◆ The data:
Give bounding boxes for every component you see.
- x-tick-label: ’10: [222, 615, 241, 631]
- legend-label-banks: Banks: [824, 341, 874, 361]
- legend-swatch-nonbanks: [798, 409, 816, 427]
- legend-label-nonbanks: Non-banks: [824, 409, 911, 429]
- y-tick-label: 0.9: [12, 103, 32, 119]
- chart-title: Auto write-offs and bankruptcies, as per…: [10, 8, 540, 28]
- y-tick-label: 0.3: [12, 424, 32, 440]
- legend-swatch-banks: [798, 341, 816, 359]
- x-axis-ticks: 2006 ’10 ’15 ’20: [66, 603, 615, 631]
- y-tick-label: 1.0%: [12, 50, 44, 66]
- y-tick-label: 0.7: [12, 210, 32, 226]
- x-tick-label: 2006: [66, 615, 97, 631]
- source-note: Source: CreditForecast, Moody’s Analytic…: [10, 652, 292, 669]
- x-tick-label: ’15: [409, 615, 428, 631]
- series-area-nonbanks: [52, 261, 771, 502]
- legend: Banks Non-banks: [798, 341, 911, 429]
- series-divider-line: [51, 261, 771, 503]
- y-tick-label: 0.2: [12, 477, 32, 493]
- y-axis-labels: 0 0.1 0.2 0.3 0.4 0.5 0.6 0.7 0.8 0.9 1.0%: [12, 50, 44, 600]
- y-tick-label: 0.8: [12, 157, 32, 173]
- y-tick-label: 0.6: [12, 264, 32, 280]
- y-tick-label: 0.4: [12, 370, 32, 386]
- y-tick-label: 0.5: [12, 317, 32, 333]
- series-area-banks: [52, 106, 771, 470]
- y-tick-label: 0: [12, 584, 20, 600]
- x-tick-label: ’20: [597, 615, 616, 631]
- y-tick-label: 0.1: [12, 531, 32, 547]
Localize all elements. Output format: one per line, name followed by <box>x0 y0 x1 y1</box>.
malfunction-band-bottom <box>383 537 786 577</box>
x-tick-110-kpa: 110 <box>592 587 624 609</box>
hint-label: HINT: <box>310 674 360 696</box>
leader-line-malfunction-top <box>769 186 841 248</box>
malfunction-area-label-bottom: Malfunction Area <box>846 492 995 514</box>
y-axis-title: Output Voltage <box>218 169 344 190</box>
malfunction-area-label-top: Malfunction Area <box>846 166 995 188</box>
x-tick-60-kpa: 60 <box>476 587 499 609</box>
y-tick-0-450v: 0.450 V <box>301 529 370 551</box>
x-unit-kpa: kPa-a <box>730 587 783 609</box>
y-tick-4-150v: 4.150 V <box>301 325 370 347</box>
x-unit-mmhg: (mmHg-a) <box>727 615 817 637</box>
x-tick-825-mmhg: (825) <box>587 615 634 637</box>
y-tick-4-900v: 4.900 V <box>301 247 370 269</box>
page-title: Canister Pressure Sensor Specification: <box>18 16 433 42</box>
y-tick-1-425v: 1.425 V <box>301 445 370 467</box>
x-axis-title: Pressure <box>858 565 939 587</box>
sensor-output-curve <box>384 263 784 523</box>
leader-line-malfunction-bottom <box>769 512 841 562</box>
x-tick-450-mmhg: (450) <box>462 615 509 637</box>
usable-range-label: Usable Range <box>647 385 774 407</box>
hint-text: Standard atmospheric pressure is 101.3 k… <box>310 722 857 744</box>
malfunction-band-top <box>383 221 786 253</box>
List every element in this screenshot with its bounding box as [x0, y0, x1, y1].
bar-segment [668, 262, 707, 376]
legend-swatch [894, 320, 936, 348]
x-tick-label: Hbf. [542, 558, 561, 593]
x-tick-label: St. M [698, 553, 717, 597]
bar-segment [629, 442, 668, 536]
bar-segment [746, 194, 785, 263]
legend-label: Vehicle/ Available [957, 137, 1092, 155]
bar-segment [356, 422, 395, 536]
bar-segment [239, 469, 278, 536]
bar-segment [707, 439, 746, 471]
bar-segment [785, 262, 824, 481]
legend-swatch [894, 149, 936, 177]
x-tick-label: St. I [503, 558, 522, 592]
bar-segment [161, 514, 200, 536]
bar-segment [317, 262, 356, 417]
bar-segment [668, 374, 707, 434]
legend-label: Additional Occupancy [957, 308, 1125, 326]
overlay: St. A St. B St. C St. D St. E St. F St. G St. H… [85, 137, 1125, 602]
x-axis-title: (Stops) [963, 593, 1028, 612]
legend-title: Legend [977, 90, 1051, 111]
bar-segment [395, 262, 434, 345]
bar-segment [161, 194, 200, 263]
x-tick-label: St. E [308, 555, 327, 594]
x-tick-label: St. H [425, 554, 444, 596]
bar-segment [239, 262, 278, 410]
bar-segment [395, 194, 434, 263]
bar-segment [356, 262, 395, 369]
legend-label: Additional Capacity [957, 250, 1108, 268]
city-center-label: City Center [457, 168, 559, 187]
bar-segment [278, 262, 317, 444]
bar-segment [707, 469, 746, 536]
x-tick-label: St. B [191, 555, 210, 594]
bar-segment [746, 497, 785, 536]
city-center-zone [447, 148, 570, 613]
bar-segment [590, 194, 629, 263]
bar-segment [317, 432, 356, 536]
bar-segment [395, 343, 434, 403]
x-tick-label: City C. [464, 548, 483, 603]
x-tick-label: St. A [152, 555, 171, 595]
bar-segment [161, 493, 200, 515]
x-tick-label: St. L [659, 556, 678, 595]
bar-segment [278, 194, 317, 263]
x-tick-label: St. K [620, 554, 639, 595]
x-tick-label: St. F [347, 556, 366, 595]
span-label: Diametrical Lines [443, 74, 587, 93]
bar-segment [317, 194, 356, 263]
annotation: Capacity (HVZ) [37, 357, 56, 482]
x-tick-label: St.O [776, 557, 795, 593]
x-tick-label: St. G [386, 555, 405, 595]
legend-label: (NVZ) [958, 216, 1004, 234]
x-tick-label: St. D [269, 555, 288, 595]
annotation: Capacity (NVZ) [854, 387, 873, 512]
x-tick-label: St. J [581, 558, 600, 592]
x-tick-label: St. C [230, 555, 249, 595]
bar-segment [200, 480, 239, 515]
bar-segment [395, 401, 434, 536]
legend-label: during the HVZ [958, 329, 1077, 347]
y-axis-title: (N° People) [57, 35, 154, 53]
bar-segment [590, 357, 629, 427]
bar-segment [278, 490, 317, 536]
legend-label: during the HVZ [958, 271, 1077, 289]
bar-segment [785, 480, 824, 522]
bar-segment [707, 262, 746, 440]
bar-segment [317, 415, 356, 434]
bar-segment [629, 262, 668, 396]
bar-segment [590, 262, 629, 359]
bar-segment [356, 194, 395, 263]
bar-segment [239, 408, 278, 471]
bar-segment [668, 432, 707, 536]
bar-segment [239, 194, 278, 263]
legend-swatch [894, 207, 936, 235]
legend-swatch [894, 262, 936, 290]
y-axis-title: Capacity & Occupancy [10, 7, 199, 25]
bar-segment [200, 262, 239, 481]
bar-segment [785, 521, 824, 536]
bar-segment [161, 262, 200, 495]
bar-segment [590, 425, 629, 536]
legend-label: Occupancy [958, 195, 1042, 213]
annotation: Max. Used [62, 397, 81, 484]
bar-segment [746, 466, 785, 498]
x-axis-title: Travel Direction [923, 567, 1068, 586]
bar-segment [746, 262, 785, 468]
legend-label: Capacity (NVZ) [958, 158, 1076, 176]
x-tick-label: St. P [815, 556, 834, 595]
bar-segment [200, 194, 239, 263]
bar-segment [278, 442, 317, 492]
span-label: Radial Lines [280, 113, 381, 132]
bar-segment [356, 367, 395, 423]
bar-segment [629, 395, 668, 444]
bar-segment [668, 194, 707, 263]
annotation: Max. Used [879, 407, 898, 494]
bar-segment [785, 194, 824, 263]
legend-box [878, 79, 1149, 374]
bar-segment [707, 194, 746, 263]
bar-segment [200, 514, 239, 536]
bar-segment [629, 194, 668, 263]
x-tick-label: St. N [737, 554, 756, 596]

◆ What you should do:
Render the data from its first line through the line containing "leader-line-malfunction-top <box>769 186" as a numbered list, with any blank lines omitted.

◆ Answer to this task:
1. Give bounding boxes for every component you see.
2. - x-tick-label: ’10: [222, 615, 241, 631]
3. - legend-label-banks: Banks: [824, 341, 874, 361]
4. - legend-swatch-nonbanks: [798, 409, 816, 427]
5. - legend-label-nonbanks: Non-banks: [824, 409, 911, 429]
6. - y-tick-label: 0.9: [12, 103, 32, 119]
7. - chart-title: Auto write-offs and bankruptcies, as per…: [10, 8, 540, 28]
8. - y-tick-label: 0.3: [12, 424, 32, 440]
9. - legend-swatch-banks: [798, 341, 816, 359]
10. - x-axis-ticks: 2006 ’10 ’15 ’20: [66, 603, 615, 631]
11. - y-tick-label: 1.0%: [12, 50, 44, 66]
12. - y-tick-label: 0.7: [12, 210, 32, 226]
13. - x-tick-label: 2006: [66, 615, 97, 631]
14. - source-note: Source: CreditForecast, Moody’s Analytic…: [10, 652, 292, 669]
15. - x-tick-label: ’15: [409, 615, 428, 631]
16. - series-area-nonbanks: [52, 261, 771, 502]
17. - legend: Banks Non-banks: [798, 341, 911, 429]
18. - series-divider-line: [51, 261, 771, 503]
19. - y-tick-label: 0.2: [12, 477, 32, 493]
20. - y-axis-labels: 0 0.1 0.2 0.3 0.4 0.5 0.6 0.7 0.8 0.9 1.0%: [12, 50, 44, 600]
21. - y-tick-label: 0.8: [12, 157, 32, 173]
22. - y-tick-label: 0.6: [12, 264, 32, 280]
23. - y-tick-label: 0.4: [12, 370, 32, 386]
24. - y-tick-label: 0.5: [12, 317, 32, 333]
25. - series-area-banks: [52, 106, 771, 470]
26. - y-tick-label: 0: [12, 584, 20, 600]
27. - x-tick-label: ’20: [597, 615, 616, 631]
28. - y-tick-label: 0.1: [12, 531, 32, 547]
29. Localize all elements. Output format: one per line, name followed by <box>x0 y0 x1 y1</box>.
30. malfunction-band-bottom <box>383 537 786 577</box>
31. x-tick-110-kpa: 110 <box>592 587 624 609</box>
32. hint-label: HINT: <box>310 674 360 696</box>
33. leader-line-malfunction-top <box>769 186 841 248</box>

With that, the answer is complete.